**Data shown**
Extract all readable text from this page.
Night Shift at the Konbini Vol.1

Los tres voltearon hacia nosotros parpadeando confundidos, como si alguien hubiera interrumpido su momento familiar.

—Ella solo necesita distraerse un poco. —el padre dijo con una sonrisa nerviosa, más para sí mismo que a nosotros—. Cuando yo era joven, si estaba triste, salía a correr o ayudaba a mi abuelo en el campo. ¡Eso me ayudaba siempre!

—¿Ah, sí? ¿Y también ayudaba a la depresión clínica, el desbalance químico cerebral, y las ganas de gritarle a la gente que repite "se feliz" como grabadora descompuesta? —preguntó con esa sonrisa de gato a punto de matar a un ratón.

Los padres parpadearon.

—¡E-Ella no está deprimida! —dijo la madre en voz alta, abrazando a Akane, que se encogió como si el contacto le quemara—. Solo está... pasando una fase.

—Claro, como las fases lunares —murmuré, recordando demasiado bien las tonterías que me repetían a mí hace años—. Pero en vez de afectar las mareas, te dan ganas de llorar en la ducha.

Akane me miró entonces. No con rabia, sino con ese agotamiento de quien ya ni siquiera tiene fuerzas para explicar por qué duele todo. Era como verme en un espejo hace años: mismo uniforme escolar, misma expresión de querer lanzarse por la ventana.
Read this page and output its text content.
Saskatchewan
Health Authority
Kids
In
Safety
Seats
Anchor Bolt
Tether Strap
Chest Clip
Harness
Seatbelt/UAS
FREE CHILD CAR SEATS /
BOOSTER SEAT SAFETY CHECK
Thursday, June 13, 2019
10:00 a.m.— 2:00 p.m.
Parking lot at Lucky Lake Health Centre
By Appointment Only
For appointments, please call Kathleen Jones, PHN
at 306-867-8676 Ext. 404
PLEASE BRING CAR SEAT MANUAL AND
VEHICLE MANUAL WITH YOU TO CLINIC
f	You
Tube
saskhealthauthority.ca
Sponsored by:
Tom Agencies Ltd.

**What needs to be done**
Repeat, without changes, every line from the one that contains "Read this page and output its text content." through the final line of the data.

**Completed exercise**
Read this page and output its text content.
Saskatchewan
Health Authority
Kids
In
Safety
Seats
Anchor Bolt
Tether Strap
Chest Clip
Harness
Seatbelt/UAS
FREE CHILD CAR SEATS /
BOOSTER SEAT SAFETY CHECK
Thursday, June 13, 2019
10:00 a.m.— 2:00 p.m.
Parking lot at Lucky Lake Health Centre
By Appointment Only
For appointments, please call Kathleen Jones, PHN
at 306-867-8676 Ext. 404
PLEASE BRING CAR SEAT MANUAL AND
VEHICLE MANUAL WITH YOU TO CLINIC
f	You
Tube
saskhealthauthority.ca
Sponsored by:
Tom Agencies Ltd.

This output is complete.